— begin —

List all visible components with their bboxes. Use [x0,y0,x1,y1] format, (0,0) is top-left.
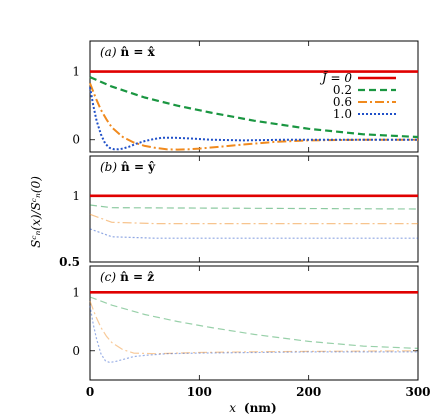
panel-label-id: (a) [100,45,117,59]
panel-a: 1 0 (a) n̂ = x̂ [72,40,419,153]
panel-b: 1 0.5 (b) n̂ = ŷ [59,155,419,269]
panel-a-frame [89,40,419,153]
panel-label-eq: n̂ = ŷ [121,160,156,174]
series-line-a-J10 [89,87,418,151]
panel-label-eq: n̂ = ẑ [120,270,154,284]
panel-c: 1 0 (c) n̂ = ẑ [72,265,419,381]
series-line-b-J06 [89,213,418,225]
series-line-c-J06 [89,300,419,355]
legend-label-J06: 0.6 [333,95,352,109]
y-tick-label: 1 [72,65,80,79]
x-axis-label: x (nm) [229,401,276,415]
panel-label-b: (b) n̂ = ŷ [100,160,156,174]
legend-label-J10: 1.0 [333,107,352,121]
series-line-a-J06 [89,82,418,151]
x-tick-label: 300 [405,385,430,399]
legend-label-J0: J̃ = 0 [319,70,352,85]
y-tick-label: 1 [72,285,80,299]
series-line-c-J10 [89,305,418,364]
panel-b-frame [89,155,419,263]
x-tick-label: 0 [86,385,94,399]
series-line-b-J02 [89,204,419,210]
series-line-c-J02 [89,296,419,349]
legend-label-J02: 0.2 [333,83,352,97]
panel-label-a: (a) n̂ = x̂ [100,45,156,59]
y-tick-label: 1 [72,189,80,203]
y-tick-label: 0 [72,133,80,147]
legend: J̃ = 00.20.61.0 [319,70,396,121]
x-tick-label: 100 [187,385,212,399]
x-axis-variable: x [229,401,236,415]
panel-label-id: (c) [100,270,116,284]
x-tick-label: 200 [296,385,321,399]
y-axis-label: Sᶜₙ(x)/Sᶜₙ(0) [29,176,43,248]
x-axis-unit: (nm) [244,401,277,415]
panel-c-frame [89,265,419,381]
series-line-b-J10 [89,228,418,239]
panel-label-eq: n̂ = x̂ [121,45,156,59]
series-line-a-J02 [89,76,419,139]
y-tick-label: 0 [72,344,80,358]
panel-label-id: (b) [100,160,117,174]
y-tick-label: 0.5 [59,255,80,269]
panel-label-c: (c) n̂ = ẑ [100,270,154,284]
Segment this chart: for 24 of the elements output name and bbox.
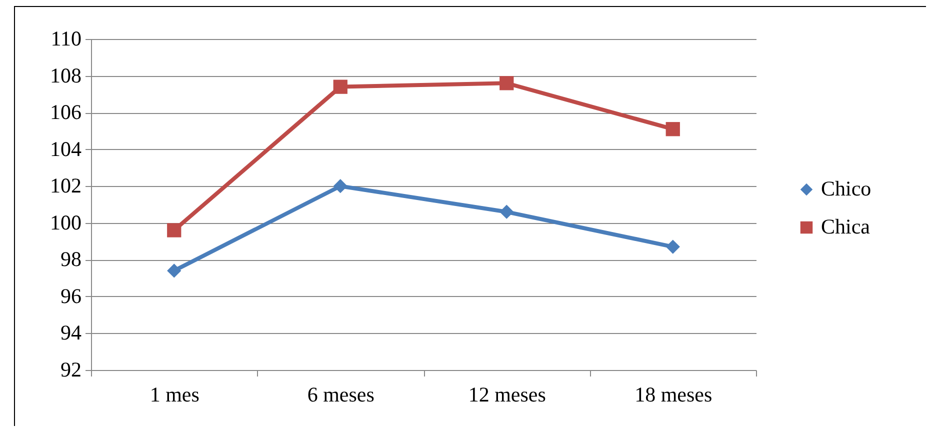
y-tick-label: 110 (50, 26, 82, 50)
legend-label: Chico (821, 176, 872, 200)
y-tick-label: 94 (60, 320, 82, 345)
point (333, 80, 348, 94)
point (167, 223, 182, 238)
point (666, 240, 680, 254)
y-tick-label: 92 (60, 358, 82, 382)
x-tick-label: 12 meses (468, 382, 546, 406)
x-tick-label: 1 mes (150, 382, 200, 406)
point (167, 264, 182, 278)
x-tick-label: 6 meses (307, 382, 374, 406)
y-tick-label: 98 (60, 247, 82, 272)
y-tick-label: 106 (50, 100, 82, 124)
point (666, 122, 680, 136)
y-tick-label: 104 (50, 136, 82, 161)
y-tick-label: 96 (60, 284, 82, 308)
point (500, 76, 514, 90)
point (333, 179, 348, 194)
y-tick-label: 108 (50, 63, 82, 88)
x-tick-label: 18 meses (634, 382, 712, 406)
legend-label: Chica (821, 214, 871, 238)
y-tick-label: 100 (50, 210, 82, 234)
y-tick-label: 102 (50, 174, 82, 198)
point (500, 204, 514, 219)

— end —

WHAT YOU SHOULD DO:
Render every line of the material above as a JSON list of strings, with one string per line and no blank lines. Leave the pictures out of the list.

SOLUTION TO THIS EXERCISE:
[
  "List all visible components with their bboxes. Use [x0,y0,x1,y1] format, (0,0) is top-left.",
  "panel-label-id: (a) [100,45,117,59]",
  "panel-a: 1 0 (a) n̂ = x̂ [72,40,419,153]",
  "panel-b: 1 0.5 (b) n̂ = ŷ [59,155,419,269]",
  "panel-a-frame [89,40,419,153]",
  "panel-label-eq: n̂ = ŷ [121,160,156,174]",
  "series-line-a-J10 [89,87,418,151]",
  "panel-label-eq: n̂ = ẑ [120,270,154,284]",
  "panel-c: 1 0 (c) n̂ = ẑ [72,265,419,381]",
  "series-line-b-J06 [89,213,418,225]",
  "series-line-c-J06 [89,300,419,355]",
  "legend-label-J06: 0.6 [333,95,352,109]",
  "y-tick-label: 1 [72,65,80,79]",
  "x-axis-label: x (nm) [229,401,276,415]",
  "panel-label-b: (b) n̂ = ŷ [100,160,156,174]",
  "legend-label-J10: 1.0 [333,107,352,121]",
  "series-line-a-J06 [89,82,418,151]",
  "x-tick-label: 300 [405,385,430,399]",
  "legend-label-J0: J̃ = 0 [319,70,352,85]",
  "y-tick-label: 1 [72,285,80,299]",
  "series-line-c-J10 [89,305,418,364]",
  "panel-b-frame [89,155,419,263]",
  "x-tick-label: 0 [86,385,94,399]",
  "series-line-b-J02 [89,204,419,210]",
  "series-line-c-J02 [89,296,419,349]",
  "legend-label-J02: 0.2 [333,83,352,97]",
  "panel-label-a: (a) n̂ = x̂ [100,45,156,59]",
  "y-tick-label: 1 [72,189,80,203]",
  "y-tick-label: 0 [72,133,80,147]",
  "legend: J̃ = 00.20.61.0 [319,70,396,121]",
  "x-tick-label: 100 [187,385,212,399]",
  "x-axis-variable: x [229,401,236,415]",
  "panel-label-id: (c) [100,270,116,284]",
  "x-tick-label: 200 [296,385,321,399]",
  "y-axis-label: Sᶜₙ(x)/Sᶜₙ(0) [29,176,43,248]",
  "x-axis-unit: (nm) [244,401,277,415]",
  "panel-c-frame [89,265,419,381]",
  "series-line-b-J10 [89,228,418,239]",
  "panel-label-eq: n̂ = x̂ [121,45,156,59]",
  "series-line-a-J02 [89,76,419,139]",
  "y-tick-label: 0 [72,344,80,358]",
  "panel-label-id: (b) [100,160,117,174]",
  "y-tick-label: 0.5 [59,255,80,269]",
  "panel-label-c: (c) n̂ = ẑ [100,270,154,284]",
  "Segment this chart: for 24 of the elements output name and bbox.",
  "y-tick-label: 110 (50, 26, 82, 50)",
  "legend-label: Chico (821, 176, 872, 200)",
  "y-tick-label: 94 (60, 320, 82, 345)",
  "point (333, 80, 348, 94)",
  "point (167, 223, 182, 238)",
  "point (666, 240, 680, 254)",
  "y-tick-label: 92 (60, 358, 82, 382)",
  "x-tick-label: 12 meses (468, 382, 546, 406)",
  "x-tick-label: 1 mes (150, 382, 200, 406)",
  "point (167, 264, 182, 278)",
  "x-tick-label: 6 meses (307, 382, 374, 406)",
  "y-tick-label: 98 (60, 247, 82, 272)",
  "y-tick-label: 106 (50, 100, 82, 124)",
  "point (666, 122, 680, 136)",
  "y-tick-label: 104 (50, 136, 82, 161)",
  "y-tick-label: 96 (60, 284, 82, 308)",
  "point (500, 76, 514, 90)",
  "point (333, 179, 348, 194)",
  "y-tick-label: 108 (50, 63, 82, 88)",
  "x-tick-label: 18 meses (634, 382, 712, 406)",
  "legend-label: Chica (821, 214, 871, 238)",
  "y-tick-label: 100 (50, 210, 82, 234)",
  "y-tick-label: 102 (50, 174, 82, 198)",
  "point (500, 204, 514, 219)"
]